[Data items]
## Begin

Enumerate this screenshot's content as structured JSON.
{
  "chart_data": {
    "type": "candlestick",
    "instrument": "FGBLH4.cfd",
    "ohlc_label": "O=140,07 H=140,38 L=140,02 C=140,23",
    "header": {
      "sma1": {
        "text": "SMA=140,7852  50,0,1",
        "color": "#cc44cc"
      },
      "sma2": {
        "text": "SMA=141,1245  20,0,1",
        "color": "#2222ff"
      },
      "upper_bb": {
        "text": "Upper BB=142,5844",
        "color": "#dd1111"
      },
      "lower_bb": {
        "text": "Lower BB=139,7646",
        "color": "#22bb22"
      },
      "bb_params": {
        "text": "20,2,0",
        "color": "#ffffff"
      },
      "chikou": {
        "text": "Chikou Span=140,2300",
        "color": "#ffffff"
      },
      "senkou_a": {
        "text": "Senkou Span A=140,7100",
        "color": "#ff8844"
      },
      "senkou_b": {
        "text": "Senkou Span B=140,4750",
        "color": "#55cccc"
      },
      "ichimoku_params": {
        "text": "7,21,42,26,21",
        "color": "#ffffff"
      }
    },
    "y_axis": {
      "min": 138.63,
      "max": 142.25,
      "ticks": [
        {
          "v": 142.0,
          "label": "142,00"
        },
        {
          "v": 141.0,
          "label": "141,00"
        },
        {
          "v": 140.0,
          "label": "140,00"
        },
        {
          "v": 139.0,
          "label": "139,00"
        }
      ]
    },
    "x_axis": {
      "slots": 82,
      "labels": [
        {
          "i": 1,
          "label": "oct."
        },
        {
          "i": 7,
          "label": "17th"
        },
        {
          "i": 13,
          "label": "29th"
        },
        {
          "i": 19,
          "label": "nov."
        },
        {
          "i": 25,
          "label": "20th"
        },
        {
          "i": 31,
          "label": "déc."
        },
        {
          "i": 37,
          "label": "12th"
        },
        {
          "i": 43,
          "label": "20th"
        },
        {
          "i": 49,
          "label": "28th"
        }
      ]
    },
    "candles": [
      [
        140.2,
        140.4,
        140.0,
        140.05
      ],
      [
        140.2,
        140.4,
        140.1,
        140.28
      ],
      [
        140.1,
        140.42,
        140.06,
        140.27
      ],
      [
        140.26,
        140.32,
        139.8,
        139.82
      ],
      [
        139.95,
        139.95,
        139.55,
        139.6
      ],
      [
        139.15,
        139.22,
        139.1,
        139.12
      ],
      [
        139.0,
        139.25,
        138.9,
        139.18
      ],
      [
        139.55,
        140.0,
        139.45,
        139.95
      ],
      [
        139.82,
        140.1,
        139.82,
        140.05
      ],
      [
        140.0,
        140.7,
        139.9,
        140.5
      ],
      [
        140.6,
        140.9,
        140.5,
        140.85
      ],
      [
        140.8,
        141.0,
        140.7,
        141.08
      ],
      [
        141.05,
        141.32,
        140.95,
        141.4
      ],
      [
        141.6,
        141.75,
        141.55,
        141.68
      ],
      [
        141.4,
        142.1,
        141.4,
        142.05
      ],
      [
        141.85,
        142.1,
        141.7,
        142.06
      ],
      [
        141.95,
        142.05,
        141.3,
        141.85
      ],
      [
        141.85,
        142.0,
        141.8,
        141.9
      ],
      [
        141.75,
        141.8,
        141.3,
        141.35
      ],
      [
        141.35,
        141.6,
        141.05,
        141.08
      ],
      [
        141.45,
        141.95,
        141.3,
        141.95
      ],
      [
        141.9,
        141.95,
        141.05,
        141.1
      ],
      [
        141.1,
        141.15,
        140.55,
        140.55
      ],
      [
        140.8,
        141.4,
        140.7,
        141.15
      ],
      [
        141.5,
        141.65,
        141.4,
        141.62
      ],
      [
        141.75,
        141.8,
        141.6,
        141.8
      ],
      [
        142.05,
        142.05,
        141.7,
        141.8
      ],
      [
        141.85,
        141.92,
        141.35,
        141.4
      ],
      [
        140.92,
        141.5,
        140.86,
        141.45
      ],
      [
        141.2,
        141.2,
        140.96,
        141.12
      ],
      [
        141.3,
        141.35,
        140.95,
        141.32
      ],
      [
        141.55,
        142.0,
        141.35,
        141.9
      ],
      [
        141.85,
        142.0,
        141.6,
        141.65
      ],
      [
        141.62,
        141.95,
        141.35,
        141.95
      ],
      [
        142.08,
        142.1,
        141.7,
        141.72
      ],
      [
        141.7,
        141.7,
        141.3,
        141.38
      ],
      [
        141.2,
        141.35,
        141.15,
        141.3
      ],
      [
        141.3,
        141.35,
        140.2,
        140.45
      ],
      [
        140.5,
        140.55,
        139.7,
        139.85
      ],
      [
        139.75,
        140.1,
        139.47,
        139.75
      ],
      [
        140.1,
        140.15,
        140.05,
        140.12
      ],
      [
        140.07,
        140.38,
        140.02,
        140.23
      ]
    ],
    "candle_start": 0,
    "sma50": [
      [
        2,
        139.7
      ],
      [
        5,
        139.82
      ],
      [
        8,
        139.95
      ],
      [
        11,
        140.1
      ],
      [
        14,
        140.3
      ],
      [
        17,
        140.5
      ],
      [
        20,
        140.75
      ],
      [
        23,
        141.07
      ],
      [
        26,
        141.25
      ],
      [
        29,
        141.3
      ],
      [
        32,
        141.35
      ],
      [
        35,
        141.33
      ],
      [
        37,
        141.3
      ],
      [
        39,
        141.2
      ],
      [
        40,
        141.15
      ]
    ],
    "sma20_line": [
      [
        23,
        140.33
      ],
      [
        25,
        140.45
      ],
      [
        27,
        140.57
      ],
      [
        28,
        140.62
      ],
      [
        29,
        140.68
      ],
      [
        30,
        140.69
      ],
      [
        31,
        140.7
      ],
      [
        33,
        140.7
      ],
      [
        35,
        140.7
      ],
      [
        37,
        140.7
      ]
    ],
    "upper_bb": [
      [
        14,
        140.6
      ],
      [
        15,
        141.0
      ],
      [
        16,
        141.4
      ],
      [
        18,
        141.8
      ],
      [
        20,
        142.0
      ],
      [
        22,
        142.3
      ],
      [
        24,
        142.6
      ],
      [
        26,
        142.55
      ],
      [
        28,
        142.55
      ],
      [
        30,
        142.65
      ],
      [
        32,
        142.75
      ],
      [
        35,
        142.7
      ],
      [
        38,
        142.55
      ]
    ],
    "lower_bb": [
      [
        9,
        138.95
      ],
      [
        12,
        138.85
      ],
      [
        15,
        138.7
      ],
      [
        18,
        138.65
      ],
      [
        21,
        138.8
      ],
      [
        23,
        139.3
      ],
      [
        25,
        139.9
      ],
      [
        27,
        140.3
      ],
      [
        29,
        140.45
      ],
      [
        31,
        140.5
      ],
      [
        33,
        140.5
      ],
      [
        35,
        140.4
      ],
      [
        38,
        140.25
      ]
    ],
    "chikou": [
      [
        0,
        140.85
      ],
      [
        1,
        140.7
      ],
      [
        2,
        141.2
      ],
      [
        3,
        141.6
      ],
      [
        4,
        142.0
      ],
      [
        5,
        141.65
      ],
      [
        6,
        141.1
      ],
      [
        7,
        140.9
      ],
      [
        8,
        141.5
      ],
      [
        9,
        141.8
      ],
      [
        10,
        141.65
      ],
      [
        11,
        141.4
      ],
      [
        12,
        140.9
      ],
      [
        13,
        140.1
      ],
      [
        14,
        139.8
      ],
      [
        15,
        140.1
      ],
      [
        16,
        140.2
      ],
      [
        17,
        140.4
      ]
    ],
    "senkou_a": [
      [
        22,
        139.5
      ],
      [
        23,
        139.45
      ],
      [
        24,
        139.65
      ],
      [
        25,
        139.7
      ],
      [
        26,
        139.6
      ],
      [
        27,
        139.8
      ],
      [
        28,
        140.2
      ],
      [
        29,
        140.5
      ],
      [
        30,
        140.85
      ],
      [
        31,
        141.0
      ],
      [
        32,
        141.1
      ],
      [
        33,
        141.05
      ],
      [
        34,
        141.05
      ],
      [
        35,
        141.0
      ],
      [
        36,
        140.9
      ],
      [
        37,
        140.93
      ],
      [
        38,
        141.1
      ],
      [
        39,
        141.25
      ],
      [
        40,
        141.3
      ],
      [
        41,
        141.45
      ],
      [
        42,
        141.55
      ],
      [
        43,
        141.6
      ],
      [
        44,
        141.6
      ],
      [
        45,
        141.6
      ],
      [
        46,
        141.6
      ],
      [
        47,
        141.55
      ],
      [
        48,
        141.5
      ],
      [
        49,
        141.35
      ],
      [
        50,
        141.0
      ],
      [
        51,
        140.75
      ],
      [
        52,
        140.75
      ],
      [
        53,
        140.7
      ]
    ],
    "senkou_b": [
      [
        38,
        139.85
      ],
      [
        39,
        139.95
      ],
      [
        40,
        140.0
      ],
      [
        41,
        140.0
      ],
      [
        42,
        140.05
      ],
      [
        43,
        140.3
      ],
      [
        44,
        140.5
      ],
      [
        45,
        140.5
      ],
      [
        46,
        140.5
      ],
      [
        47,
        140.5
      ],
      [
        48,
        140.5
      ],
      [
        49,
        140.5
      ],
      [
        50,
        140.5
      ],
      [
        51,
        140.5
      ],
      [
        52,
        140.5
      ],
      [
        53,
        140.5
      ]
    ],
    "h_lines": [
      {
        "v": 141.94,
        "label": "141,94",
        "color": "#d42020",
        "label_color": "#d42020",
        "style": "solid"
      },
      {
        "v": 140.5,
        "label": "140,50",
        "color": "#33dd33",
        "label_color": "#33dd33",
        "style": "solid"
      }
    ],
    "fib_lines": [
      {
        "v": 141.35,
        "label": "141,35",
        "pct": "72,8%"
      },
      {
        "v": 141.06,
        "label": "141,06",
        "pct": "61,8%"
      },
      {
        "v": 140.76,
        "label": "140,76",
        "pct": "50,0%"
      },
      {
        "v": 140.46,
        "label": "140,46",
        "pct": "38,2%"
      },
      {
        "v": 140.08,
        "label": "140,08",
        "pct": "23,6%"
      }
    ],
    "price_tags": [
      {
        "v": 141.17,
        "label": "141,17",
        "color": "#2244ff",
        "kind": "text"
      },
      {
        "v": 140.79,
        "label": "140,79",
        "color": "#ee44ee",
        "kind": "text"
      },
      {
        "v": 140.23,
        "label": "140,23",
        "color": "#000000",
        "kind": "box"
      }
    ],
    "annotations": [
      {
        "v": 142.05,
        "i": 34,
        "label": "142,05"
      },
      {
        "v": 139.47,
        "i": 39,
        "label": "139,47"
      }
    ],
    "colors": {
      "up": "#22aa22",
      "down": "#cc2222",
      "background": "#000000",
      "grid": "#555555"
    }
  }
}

## End

=== Written task ===
Answer with one number: how many lines of the entries above include the word "Span".

=== The solution ===
3